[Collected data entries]
##########

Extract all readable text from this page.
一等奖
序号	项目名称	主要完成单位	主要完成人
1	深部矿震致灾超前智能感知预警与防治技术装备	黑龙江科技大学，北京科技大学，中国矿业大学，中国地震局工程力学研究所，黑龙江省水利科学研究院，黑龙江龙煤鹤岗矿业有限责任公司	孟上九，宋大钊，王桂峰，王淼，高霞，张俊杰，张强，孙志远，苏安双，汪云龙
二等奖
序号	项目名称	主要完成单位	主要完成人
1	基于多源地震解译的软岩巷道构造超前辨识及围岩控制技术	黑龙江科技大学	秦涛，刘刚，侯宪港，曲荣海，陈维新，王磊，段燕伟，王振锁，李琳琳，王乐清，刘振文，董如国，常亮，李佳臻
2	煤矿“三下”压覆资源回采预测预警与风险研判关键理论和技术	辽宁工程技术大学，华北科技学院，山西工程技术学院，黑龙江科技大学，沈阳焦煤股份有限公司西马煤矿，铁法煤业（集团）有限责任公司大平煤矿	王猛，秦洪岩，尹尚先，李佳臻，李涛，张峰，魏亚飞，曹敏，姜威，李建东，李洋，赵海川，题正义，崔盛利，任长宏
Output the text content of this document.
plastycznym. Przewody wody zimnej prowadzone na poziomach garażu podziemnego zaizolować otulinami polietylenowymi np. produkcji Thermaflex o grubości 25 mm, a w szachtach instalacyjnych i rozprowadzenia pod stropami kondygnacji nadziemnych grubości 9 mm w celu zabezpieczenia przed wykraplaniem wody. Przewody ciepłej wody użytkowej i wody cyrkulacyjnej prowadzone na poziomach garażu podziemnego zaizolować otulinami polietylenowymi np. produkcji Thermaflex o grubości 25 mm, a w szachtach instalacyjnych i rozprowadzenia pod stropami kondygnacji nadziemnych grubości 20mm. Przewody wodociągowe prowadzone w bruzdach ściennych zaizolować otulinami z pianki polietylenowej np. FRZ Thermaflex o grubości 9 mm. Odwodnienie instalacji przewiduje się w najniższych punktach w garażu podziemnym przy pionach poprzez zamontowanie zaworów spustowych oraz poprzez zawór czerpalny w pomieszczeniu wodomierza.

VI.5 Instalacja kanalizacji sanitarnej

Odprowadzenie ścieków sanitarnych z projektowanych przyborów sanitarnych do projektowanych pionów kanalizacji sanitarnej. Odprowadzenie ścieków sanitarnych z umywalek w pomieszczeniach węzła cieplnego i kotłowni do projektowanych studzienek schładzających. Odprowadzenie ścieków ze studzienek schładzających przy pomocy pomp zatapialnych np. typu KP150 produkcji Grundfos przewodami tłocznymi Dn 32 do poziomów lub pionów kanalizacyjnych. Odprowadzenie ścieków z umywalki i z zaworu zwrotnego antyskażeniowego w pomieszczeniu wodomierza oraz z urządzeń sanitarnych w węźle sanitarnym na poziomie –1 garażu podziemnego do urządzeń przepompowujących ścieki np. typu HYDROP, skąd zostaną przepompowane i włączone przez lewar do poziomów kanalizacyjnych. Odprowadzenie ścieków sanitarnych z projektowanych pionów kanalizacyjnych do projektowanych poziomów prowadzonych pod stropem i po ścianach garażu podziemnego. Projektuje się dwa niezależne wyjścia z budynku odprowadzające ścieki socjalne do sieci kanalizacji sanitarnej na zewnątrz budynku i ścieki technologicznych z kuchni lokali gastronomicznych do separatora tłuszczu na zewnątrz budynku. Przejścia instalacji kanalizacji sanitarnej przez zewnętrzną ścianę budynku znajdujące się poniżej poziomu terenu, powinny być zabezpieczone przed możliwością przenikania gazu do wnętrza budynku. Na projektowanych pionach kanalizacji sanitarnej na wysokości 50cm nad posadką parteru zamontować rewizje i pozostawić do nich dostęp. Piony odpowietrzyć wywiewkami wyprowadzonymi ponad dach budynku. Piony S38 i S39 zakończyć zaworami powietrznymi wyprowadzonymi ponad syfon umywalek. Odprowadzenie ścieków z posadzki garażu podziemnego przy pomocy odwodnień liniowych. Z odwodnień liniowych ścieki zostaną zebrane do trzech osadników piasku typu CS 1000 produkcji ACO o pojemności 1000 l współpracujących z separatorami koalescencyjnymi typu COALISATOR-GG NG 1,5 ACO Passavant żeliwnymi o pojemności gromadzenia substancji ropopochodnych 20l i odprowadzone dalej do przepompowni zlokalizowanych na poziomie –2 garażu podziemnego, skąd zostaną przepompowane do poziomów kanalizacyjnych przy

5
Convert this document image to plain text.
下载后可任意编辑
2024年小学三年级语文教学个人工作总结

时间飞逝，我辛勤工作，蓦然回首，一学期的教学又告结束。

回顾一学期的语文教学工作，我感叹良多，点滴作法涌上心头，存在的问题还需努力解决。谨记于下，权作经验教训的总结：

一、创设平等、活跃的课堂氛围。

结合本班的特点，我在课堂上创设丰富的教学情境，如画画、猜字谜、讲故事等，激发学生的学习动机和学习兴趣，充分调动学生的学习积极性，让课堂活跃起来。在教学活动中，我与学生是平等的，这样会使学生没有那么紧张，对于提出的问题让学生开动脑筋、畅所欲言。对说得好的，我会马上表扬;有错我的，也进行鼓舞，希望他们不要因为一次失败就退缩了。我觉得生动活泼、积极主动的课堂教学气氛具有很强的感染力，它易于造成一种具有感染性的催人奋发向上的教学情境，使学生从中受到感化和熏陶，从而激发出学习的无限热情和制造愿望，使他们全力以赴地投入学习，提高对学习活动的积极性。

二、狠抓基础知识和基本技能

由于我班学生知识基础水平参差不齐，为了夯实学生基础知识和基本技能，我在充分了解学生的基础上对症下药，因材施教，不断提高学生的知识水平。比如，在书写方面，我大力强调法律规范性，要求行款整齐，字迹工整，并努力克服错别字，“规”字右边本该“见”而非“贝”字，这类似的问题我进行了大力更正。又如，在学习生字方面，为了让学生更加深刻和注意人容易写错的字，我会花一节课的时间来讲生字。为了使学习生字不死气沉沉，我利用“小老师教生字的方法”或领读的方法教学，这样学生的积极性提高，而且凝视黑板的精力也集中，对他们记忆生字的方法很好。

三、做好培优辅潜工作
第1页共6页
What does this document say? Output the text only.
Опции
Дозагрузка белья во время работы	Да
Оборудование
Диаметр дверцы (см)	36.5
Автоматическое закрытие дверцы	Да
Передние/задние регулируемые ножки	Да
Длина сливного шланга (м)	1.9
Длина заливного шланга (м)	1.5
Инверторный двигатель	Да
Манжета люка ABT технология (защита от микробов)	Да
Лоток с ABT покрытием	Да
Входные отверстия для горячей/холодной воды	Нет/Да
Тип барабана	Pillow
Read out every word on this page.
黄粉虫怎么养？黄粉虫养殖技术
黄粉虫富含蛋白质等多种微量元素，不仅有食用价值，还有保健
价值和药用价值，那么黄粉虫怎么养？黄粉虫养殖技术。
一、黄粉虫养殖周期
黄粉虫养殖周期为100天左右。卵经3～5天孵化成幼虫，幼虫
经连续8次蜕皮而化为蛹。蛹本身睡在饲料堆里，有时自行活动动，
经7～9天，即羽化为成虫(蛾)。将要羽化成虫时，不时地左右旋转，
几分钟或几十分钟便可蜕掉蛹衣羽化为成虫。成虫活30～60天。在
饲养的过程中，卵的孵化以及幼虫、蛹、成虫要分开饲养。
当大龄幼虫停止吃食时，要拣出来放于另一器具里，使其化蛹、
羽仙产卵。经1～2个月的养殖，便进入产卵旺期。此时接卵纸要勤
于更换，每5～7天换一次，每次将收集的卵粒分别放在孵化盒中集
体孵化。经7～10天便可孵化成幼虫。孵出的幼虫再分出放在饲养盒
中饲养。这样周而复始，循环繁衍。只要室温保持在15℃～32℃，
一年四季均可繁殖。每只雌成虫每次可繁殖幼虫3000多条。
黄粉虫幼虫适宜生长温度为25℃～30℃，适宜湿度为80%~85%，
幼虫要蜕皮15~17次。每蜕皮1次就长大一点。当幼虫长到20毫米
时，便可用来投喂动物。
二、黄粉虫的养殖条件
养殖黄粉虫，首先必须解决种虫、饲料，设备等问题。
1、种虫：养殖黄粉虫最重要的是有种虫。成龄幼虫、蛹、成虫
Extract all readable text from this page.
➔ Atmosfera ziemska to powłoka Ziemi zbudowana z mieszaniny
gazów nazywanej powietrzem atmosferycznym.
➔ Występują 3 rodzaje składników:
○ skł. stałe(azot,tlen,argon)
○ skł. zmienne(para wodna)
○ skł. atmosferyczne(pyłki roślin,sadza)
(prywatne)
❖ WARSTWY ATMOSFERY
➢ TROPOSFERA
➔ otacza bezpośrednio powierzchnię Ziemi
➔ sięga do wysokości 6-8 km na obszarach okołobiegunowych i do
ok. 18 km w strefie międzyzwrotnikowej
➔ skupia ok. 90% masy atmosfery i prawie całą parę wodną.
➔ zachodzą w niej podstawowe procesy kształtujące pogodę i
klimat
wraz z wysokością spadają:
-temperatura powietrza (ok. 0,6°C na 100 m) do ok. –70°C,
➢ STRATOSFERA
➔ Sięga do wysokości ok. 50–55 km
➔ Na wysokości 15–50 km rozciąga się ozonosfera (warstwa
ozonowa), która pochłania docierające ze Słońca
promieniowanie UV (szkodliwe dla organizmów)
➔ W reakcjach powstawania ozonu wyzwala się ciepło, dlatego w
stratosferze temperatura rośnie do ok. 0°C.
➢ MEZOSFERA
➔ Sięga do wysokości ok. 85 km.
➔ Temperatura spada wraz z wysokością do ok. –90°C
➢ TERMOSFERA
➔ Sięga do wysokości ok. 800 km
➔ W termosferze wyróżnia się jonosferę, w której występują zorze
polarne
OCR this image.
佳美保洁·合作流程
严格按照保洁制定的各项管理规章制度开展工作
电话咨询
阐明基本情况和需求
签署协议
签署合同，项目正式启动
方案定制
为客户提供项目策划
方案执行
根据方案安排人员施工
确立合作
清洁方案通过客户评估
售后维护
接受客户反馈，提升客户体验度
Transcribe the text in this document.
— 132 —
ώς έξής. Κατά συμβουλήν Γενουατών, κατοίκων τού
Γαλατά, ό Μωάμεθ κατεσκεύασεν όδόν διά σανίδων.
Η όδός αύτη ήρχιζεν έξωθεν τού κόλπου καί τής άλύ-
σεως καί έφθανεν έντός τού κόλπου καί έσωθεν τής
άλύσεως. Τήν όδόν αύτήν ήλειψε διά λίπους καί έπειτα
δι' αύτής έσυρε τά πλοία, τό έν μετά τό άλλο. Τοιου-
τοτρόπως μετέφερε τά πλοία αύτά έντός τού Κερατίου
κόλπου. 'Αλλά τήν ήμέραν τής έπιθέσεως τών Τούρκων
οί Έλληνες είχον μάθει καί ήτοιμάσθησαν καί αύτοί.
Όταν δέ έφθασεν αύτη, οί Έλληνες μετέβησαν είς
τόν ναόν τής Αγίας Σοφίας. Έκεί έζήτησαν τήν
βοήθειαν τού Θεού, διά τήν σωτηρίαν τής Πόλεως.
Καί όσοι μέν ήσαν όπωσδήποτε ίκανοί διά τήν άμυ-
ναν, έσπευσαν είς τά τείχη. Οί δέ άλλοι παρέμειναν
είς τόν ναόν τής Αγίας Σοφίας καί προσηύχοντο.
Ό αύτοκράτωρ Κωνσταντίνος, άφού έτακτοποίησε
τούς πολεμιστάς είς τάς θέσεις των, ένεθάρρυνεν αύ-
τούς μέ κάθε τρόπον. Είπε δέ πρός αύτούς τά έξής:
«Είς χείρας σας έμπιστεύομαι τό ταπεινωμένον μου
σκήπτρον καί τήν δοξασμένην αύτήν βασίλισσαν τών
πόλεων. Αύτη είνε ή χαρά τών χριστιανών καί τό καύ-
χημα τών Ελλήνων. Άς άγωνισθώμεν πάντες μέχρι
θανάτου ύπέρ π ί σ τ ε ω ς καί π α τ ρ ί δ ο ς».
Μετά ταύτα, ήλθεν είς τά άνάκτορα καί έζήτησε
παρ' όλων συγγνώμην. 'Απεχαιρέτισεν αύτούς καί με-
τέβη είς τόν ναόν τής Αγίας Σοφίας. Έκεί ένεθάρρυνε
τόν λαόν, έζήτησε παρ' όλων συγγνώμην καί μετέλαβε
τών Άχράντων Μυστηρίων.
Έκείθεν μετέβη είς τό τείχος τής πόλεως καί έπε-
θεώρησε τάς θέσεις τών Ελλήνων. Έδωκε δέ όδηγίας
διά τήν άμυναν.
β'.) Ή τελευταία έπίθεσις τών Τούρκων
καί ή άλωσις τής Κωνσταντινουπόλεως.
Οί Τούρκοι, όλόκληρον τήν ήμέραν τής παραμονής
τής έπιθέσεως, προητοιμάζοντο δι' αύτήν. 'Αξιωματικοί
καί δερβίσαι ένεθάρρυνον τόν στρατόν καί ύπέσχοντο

##########

Exercise prompt
Copy every line in the listing above where the string "έξής" turns up.

Output for this task
ώς έξής. Κατά συμβουλήν Γενουατών, κατοίκων τού
τούς μέ κάθε τρόπον. Είπε δέ πρός αύτούς τά έξής:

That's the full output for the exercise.